> Exercise goal:
Scan the listing that follows and report how many lines contain "JSON". Write the number alone.

> Input for this task:
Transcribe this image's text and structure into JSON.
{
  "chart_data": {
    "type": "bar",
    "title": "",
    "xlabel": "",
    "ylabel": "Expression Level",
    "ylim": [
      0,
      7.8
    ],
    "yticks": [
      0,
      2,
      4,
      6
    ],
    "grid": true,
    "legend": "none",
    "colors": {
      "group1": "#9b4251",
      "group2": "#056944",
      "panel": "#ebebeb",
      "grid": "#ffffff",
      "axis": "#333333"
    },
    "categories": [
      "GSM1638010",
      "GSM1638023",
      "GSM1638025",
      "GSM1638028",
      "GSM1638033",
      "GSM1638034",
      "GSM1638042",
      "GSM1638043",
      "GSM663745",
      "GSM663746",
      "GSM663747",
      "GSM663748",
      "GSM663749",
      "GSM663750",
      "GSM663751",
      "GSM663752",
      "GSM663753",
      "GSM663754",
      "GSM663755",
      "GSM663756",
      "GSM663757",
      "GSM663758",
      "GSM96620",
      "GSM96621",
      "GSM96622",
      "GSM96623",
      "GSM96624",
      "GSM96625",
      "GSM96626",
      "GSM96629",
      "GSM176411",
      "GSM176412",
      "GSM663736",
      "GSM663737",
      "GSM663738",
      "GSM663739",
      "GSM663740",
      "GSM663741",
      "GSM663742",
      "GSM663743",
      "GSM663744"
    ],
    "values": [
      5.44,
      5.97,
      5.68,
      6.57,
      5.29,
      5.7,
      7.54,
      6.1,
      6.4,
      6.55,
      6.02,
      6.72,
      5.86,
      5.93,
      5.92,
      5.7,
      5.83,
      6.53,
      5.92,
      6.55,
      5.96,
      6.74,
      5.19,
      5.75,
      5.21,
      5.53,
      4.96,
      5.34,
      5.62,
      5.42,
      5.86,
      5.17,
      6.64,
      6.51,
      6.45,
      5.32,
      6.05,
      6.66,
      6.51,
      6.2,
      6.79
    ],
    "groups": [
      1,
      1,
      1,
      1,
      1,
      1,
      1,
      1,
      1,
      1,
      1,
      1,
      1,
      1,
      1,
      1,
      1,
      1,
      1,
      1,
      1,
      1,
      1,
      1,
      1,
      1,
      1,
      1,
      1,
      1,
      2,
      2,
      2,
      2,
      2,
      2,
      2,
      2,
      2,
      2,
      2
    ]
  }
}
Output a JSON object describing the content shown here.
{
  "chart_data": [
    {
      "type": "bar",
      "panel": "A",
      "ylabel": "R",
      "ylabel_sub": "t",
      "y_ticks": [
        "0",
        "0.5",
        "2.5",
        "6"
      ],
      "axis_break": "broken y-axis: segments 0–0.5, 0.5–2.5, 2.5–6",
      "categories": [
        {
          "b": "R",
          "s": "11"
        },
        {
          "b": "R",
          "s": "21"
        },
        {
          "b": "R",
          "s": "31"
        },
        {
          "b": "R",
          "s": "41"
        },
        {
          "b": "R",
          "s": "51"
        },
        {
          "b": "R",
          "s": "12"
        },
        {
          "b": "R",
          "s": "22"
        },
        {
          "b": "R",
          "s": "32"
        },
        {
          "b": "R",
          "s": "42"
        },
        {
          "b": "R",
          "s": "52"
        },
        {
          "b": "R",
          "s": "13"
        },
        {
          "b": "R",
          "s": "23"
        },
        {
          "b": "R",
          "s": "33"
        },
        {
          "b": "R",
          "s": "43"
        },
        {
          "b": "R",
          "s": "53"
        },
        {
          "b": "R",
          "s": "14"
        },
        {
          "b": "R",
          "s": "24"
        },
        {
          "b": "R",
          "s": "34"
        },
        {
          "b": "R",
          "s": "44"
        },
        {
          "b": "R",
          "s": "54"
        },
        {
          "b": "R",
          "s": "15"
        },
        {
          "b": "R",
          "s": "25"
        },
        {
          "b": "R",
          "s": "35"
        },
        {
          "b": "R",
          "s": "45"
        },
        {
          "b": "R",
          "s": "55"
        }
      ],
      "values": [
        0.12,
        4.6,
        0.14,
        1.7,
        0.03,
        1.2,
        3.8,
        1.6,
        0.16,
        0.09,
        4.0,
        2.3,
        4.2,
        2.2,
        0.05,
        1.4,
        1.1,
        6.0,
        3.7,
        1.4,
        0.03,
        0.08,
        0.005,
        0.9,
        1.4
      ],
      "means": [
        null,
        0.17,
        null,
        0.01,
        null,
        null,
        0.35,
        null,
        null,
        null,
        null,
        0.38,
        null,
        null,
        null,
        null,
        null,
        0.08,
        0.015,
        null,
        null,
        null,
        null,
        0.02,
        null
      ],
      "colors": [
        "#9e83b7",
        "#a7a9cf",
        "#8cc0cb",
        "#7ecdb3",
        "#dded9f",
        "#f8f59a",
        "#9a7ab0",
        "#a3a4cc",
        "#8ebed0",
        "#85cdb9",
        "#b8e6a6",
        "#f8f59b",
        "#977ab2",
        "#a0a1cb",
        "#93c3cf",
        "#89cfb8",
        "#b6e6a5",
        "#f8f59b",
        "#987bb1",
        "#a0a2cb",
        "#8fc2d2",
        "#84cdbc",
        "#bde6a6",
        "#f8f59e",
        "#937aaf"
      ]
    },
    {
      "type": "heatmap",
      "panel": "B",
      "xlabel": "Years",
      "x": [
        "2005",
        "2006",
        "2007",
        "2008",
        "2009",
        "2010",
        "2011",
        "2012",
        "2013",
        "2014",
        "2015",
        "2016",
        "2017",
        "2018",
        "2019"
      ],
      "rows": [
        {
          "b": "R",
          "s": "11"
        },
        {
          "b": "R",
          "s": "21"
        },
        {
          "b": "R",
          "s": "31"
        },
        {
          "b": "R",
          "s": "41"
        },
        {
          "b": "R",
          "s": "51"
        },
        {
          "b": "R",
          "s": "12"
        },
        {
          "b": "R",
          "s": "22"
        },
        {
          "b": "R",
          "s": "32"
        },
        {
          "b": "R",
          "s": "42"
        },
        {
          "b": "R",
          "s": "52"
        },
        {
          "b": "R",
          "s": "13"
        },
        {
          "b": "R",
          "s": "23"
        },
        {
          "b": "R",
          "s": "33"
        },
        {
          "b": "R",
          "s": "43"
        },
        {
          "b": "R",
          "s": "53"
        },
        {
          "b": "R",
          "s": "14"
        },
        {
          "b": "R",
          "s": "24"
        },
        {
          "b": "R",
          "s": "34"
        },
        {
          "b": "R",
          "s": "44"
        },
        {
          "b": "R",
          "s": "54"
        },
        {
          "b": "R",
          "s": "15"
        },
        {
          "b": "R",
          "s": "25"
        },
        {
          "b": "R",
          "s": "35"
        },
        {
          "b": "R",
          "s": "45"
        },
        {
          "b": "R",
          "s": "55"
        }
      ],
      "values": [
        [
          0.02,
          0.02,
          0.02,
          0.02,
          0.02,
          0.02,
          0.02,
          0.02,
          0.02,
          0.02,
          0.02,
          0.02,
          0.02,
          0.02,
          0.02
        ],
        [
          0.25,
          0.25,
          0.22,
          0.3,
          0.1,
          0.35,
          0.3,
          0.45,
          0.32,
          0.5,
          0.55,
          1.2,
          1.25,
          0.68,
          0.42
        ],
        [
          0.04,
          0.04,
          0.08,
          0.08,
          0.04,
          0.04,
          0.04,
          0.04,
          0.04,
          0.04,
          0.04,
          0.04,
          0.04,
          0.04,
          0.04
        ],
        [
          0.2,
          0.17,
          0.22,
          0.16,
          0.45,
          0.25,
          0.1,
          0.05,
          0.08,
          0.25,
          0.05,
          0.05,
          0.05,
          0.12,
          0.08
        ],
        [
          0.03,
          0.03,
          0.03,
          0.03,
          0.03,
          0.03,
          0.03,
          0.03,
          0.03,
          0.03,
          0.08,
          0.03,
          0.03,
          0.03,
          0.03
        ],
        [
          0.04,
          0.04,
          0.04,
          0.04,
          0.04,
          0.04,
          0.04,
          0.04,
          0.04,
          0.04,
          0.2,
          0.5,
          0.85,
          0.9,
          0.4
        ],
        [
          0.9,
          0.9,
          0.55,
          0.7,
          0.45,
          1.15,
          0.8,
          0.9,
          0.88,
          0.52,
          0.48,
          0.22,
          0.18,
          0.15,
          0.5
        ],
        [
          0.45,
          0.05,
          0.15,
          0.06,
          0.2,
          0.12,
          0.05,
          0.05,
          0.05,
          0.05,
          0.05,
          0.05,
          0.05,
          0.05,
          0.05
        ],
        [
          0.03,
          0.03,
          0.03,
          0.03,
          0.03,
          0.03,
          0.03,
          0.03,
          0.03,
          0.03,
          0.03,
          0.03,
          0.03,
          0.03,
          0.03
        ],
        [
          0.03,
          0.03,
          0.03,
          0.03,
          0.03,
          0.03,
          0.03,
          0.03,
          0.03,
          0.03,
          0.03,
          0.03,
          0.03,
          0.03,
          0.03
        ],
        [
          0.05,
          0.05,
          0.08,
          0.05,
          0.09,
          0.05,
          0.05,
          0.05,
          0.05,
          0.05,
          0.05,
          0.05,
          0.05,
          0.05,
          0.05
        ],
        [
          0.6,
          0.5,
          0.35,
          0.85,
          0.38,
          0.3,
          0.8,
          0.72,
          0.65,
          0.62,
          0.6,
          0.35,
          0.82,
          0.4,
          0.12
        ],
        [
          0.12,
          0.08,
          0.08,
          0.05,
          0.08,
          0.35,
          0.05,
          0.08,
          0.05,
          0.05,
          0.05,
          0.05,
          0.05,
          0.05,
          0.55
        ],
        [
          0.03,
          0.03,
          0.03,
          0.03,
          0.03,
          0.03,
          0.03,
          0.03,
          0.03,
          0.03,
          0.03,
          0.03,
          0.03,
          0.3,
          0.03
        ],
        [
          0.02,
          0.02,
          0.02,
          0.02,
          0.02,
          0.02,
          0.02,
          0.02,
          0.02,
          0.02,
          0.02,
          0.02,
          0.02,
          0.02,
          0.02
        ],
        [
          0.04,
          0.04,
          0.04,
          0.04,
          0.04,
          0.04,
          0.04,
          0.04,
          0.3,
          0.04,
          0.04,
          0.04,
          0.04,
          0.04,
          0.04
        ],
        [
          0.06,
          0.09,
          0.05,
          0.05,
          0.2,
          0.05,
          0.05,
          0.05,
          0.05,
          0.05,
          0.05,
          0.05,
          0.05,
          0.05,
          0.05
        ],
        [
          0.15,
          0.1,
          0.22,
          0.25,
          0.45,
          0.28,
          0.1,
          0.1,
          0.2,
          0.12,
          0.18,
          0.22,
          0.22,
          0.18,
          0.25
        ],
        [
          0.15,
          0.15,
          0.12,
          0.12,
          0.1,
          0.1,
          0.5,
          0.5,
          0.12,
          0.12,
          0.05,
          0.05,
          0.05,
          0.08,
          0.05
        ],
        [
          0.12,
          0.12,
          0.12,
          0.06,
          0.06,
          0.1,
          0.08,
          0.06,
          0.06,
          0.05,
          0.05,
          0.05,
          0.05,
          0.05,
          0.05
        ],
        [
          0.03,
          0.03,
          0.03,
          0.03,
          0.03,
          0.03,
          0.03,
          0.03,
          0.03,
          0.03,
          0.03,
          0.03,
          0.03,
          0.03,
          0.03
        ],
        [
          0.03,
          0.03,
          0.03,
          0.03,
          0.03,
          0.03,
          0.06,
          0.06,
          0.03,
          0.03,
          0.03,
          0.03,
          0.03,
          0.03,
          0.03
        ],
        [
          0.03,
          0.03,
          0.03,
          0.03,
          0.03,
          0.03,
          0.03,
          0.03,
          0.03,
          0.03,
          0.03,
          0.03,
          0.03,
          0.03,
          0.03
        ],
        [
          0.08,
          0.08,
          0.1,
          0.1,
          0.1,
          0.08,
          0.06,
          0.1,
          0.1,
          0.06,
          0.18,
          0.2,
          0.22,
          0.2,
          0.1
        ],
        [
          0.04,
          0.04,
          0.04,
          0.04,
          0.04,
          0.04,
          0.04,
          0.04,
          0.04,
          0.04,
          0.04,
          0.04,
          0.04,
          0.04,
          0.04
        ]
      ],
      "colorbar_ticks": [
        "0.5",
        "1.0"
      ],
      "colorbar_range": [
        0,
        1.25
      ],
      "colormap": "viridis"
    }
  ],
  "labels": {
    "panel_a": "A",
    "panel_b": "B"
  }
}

> Finished answer:
2